WRITTEN INSTRUCTION:
The answer is one number: how many lines hold the string "type".

+===+

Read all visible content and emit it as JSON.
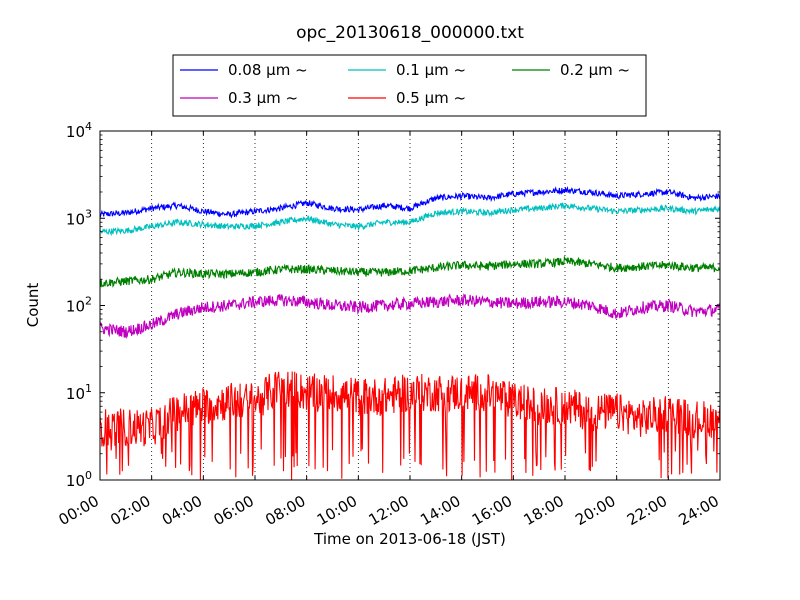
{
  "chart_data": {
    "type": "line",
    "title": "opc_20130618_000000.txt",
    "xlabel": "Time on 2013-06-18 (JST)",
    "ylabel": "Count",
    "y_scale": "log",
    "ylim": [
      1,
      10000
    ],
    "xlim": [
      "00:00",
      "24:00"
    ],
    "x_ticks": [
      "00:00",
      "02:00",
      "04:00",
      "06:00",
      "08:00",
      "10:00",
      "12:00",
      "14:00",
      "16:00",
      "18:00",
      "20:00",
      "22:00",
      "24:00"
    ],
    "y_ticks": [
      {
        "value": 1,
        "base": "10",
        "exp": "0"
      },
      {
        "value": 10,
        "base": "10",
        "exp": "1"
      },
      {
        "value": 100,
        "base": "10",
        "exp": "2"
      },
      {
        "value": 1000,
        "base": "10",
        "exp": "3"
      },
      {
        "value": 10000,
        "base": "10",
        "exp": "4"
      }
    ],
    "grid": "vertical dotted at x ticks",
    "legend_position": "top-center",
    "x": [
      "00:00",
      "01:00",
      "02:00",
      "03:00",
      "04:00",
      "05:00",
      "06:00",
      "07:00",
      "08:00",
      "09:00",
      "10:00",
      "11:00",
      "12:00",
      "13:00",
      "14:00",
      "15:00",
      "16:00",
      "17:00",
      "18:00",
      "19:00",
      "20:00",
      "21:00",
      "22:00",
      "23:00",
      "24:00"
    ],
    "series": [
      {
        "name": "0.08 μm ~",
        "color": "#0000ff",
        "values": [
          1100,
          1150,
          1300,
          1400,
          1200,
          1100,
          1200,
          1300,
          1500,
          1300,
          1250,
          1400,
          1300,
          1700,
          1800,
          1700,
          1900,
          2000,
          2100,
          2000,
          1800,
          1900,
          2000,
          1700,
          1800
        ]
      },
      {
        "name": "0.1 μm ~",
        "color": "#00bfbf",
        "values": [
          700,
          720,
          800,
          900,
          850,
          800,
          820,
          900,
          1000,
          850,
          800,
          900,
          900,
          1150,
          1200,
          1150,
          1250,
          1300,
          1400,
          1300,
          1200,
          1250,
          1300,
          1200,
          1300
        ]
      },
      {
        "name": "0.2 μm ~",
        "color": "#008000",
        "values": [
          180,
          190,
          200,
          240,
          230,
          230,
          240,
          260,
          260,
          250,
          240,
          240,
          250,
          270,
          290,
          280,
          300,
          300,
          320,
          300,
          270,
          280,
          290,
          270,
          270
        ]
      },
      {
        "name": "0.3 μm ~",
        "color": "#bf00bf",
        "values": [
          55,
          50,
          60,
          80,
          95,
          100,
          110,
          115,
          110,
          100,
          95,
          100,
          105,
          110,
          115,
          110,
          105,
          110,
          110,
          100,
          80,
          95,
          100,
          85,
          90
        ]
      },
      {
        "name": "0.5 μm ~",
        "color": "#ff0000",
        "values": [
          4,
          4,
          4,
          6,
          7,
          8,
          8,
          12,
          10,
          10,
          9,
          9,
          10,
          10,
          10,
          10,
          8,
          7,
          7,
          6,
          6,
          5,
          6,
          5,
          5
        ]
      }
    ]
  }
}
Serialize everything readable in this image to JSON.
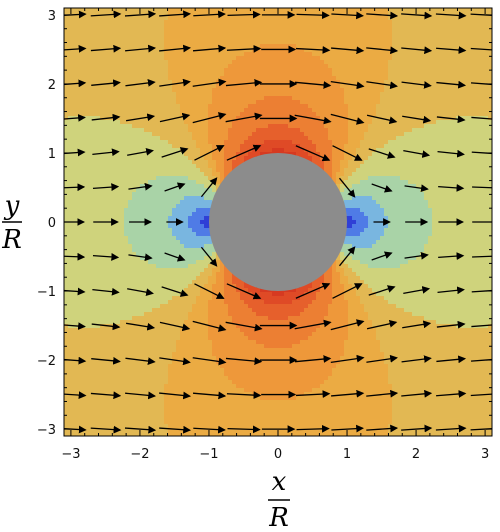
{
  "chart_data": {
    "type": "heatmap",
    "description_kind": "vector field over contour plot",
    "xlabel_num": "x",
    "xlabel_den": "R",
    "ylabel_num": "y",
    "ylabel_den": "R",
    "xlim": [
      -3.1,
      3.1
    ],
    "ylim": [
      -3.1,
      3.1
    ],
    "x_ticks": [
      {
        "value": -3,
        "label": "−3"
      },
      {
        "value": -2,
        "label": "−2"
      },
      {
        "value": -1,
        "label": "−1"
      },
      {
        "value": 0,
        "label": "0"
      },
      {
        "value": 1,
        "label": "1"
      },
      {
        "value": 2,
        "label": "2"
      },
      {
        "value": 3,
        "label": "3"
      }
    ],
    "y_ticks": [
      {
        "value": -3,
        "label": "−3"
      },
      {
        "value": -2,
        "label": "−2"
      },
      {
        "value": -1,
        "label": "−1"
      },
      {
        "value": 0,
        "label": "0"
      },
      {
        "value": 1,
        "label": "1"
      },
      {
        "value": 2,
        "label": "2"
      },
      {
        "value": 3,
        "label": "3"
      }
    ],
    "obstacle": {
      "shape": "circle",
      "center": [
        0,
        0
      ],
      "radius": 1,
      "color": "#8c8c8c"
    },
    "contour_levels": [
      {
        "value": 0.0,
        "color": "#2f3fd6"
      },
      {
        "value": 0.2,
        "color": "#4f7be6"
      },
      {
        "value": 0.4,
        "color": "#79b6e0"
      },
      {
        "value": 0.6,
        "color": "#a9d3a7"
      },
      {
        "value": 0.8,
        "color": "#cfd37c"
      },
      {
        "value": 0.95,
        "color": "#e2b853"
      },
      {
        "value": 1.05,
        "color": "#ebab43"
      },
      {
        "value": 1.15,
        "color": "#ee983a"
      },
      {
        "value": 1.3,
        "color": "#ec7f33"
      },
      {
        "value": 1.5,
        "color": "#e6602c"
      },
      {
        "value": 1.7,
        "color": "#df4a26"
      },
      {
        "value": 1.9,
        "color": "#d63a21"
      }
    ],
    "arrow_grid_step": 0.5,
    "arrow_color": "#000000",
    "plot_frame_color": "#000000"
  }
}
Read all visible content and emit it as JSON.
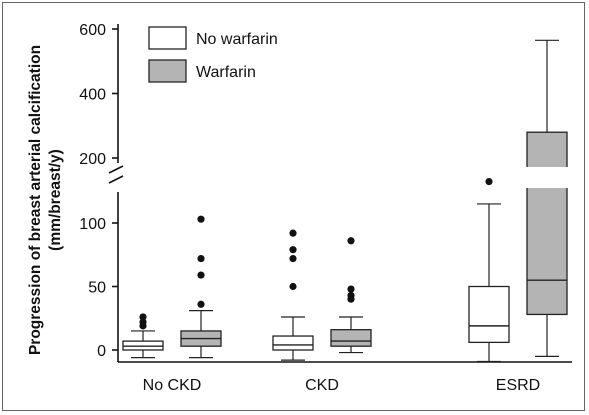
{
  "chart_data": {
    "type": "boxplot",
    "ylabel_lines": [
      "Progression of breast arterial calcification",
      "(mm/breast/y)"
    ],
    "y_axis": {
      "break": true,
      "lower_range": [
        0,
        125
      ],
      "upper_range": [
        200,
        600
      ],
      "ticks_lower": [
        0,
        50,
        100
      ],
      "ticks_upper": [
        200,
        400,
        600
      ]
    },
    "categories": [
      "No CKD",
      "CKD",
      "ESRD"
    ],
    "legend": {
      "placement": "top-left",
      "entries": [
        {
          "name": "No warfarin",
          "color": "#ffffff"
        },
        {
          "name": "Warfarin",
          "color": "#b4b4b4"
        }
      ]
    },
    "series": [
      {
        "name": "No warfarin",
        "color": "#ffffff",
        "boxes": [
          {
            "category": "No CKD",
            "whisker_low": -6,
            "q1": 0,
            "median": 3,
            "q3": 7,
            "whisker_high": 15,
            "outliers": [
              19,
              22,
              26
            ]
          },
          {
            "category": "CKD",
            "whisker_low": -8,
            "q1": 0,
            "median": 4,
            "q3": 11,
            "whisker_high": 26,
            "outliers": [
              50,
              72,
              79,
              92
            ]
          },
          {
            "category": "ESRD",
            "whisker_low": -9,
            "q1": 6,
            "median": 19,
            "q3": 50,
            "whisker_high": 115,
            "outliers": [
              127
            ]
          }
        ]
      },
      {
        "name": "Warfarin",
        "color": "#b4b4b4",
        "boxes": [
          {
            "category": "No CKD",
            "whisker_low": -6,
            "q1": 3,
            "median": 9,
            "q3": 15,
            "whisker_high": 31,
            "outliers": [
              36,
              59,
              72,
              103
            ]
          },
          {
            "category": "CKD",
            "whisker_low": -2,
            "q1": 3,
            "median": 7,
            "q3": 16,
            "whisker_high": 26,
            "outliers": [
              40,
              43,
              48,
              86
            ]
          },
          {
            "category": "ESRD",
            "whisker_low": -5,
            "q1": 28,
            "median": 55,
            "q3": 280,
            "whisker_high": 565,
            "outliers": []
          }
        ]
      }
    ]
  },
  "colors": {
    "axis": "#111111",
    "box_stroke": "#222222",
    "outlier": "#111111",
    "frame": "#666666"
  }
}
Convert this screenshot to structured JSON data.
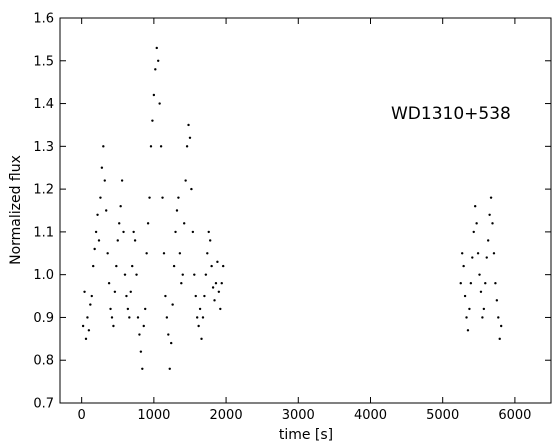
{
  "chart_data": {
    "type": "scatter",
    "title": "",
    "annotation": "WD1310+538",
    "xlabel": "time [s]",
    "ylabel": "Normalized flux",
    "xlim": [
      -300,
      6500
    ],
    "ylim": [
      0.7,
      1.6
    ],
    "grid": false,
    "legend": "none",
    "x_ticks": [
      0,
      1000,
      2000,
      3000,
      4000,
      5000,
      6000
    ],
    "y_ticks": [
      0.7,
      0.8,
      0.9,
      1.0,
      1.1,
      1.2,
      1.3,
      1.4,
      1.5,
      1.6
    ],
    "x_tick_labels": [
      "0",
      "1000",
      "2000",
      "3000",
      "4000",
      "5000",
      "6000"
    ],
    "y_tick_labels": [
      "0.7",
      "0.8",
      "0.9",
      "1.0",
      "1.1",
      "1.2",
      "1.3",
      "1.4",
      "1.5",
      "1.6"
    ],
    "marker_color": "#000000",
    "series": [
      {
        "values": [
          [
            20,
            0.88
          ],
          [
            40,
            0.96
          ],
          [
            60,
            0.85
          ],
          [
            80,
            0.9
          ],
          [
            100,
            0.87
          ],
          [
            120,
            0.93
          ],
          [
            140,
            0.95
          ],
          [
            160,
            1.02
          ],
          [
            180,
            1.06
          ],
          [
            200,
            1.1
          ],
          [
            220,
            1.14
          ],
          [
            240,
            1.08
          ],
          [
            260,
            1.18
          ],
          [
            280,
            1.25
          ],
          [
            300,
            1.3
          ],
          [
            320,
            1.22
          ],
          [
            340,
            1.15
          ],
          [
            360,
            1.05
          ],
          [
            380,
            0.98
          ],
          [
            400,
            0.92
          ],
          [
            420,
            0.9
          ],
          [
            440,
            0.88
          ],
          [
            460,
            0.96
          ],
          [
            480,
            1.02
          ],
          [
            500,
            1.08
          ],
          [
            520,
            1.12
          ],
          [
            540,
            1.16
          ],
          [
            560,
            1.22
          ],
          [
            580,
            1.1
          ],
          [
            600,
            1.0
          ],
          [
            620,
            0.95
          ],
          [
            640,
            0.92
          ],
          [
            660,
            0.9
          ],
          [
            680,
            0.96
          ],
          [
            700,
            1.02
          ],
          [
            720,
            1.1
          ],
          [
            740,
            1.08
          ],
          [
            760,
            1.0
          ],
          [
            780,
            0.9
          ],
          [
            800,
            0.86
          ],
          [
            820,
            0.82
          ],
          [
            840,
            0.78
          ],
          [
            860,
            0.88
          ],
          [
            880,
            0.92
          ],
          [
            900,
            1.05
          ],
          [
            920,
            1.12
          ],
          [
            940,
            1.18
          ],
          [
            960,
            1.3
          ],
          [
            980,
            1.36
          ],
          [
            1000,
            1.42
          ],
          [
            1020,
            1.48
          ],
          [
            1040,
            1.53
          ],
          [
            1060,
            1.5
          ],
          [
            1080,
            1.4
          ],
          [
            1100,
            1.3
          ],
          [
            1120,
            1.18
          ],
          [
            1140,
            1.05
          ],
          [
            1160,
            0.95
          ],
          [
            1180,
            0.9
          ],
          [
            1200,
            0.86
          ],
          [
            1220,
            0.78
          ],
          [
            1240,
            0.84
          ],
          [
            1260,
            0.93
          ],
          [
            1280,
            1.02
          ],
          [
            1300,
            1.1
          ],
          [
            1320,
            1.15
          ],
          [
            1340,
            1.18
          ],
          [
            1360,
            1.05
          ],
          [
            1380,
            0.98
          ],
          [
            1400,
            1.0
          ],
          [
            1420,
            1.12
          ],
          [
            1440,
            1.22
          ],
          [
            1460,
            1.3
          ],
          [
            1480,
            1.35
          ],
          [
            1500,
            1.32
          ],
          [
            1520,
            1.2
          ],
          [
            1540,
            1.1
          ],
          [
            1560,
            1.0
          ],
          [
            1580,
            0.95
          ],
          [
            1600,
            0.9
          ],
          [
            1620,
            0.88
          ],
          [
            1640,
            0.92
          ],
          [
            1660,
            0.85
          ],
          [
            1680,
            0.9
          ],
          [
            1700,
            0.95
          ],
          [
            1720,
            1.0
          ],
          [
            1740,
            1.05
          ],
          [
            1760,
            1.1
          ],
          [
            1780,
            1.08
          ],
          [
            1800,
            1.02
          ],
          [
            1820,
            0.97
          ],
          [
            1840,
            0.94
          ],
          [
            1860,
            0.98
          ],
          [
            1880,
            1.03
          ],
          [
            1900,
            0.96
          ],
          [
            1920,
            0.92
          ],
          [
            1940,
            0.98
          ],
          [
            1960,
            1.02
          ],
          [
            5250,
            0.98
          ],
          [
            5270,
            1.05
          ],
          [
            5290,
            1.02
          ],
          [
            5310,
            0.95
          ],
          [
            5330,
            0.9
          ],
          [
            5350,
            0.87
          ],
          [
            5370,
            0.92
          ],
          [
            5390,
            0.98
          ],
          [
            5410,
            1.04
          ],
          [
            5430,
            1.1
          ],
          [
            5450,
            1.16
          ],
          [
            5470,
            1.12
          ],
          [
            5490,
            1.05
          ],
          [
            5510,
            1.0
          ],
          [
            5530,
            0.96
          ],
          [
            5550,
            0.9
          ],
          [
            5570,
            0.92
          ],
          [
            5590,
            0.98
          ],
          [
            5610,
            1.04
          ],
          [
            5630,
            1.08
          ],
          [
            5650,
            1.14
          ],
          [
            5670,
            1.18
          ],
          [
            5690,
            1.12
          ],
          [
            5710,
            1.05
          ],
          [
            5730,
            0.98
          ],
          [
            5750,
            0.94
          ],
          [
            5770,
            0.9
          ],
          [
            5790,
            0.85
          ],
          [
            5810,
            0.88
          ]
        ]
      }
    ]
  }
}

+===+

EXPECTED ANSWER:
4